**Selected passage**
= = = = = = =
MR. NAVAGH: That's right, Your Honor.

THE COURT: You get to go first.

MR. NAVAGH: Thank you. Thank you.

Thank you for summarizing the posture accurately.

We have fairly extensive papers. I think everything was covered pretty well in the papers. I think that the positions and the arguments are fairly simple.

I will review, you know, the highlights of my -- of my argument, and my position, but

THE COURT: If you can do it in ten minutes you will. Go ahead.

MR. NAVAGH: I may not need it. We'll see. I don't want to jinx myself.

Essentially, the main position is this is routine maintenance, and it's routine maintenance for several reasons. It -- essentially, it's -- the -- it's talking about the scaffolding that the scaffold law -- specifically 240 subdivision 1, it lists several categories, and if it's protected work under one of those categories, then 240 subdivision 1 potentially applies. I think the argument is it's either repair or it's cleaning, and those are two of the categories.

Again, this is addressed in the papers. Our position is it's not -- this is not cleaning. Removing a nest from a gutter is not cleaning.

I cited several cases where the Courts address cleaning a gutter and saying that's not the type of industrial cleaning that's covered by 240 subdivision 1.

Mr. Panepinto has -- in his papers, or papers from his office by Anne Wheeler, she talks about the fact that this isn't cleaning leaves out of a gutter.
= = = = = = =
**Listed records**
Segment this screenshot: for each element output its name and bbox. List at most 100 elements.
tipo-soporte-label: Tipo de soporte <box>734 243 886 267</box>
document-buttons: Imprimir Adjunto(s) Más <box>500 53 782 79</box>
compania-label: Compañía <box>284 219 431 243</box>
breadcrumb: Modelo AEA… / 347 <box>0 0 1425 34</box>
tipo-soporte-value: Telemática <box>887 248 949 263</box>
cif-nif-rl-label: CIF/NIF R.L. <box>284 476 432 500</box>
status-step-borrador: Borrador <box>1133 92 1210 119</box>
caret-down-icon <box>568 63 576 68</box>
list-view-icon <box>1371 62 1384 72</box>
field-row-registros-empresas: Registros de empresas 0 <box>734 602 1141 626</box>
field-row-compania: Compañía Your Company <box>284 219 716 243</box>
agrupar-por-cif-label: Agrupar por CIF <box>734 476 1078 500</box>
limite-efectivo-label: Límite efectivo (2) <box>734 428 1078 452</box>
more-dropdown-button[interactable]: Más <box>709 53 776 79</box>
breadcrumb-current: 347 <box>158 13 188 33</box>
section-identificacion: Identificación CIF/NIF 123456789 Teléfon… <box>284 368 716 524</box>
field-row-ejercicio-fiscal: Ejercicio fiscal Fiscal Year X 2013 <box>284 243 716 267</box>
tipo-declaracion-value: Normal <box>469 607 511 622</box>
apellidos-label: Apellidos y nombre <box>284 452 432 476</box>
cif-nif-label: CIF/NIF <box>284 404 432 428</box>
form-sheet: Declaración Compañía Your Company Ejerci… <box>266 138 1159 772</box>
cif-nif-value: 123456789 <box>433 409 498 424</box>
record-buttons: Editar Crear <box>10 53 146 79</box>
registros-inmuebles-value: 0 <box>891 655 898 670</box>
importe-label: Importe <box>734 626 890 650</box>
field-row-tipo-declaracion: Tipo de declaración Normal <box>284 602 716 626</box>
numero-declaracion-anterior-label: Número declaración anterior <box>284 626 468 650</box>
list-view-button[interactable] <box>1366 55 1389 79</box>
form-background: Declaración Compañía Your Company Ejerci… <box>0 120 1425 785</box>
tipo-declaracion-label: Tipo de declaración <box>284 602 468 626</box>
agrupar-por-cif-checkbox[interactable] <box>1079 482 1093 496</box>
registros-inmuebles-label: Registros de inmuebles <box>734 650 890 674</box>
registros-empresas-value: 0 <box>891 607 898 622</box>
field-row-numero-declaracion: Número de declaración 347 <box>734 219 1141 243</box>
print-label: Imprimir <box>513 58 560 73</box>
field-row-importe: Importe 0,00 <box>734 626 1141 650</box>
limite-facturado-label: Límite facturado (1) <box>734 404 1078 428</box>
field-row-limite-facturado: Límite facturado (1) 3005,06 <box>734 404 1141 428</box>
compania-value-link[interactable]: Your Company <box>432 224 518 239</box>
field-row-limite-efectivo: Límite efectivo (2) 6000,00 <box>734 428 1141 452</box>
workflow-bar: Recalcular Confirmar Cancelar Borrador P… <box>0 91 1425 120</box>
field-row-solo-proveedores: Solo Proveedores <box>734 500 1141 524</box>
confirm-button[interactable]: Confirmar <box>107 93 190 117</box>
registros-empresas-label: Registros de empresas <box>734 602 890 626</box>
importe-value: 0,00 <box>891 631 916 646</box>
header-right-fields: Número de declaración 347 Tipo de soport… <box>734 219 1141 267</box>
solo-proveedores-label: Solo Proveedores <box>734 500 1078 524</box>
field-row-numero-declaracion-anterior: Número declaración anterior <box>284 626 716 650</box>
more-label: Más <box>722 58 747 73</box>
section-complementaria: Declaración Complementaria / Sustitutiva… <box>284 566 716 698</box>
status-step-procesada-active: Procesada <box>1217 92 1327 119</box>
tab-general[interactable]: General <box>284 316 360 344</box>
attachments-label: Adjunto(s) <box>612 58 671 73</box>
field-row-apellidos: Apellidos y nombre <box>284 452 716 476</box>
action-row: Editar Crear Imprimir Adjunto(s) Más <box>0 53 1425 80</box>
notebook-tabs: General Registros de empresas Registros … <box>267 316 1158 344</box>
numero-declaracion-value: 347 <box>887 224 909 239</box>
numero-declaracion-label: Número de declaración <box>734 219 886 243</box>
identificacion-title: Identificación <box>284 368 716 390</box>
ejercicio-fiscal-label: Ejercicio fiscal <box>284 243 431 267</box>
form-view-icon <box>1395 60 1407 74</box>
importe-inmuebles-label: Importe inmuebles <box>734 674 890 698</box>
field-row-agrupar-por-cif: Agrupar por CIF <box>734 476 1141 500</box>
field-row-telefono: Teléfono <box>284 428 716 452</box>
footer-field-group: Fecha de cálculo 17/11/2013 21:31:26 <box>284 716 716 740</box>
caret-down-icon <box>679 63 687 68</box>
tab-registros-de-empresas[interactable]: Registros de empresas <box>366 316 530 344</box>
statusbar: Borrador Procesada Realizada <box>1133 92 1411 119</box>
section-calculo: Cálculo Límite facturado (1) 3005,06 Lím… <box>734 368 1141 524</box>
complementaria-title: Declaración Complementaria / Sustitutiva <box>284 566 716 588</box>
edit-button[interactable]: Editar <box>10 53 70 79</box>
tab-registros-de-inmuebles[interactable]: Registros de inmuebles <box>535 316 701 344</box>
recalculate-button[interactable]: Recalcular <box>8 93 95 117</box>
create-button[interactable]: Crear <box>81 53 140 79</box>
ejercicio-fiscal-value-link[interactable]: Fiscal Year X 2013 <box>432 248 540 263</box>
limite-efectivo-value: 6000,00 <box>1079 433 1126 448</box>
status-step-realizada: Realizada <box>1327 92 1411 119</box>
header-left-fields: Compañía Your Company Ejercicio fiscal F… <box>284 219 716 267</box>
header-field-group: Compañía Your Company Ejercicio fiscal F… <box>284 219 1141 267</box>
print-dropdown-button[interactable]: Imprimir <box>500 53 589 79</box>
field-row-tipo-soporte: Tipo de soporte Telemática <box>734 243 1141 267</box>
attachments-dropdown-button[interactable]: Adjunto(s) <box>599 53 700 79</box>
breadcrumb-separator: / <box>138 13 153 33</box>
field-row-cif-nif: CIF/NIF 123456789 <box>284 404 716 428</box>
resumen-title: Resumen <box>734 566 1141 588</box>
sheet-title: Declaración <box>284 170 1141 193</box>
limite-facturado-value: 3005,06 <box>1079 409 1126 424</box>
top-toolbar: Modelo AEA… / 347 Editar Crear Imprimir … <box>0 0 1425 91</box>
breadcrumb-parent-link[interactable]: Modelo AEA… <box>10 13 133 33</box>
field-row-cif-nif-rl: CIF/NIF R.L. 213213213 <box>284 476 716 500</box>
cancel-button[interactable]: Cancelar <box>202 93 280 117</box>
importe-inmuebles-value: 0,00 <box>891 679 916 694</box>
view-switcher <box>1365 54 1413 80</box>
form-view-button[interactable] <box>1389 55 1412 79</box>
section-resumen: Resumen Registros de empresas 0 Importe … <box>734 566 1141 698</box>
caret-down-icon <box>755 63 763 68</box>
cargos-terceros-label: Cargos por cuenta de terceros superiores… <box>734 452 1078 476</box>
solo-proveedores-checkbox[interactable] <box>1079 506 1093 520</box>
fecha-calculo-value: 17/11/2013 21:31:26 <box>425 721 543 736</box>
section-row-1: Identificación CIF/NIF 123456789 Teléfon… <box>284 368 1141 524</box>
= = = = = = =
**To-do list**
(1) Please answer these questions using the hearing transcript:
(a) How many minutes does the court give for the argument?
(b) Which subdivision of section 240 does Mr. Navagh mention?
(c) Who wrote the papers from Mr. Panepinto's office?
(2) Reproduce the listing word for word. Start at its first line and stop after the line that contains "field-row-compania: Compañía Your".

**Responses in order**
(1)
(a) Ten minutes.
(b) Subdivision 1.
(c) Anne Wheeler.

(2)
Segment this screenshot: for each element output its name and bbox. List at most 100 elements.
tipo-soporte-label: Tipo de soporte <box>734 243 886 267</box>
document-buttons: Imprimir Adjunto(s) Más <box>500 53 782 79</box>
compania-label: Compañía <box>284 219 431 243</box>
breadcrumb: Modelo AEA… / 347 <box>0 0 1425 34</box>
tipo-soporte-value: Telemática <box>887 248 949 263</box>
cif-nif-rl-label: CIF/NIF R.L. <box>284 476 432 500</box>
status-step-borrador: Borrador <box>1133 92 1210 119</box>
caret-down-icon <box>568 63 576 68</box>
list-view-icon <box>1371 62 1384 72</box>
field-row-registros-empresas: Registros de empresas 0 <box>734 602 1141 626</box>
field-row-compania: Compañía Your Company <box>284 219 716 243</box>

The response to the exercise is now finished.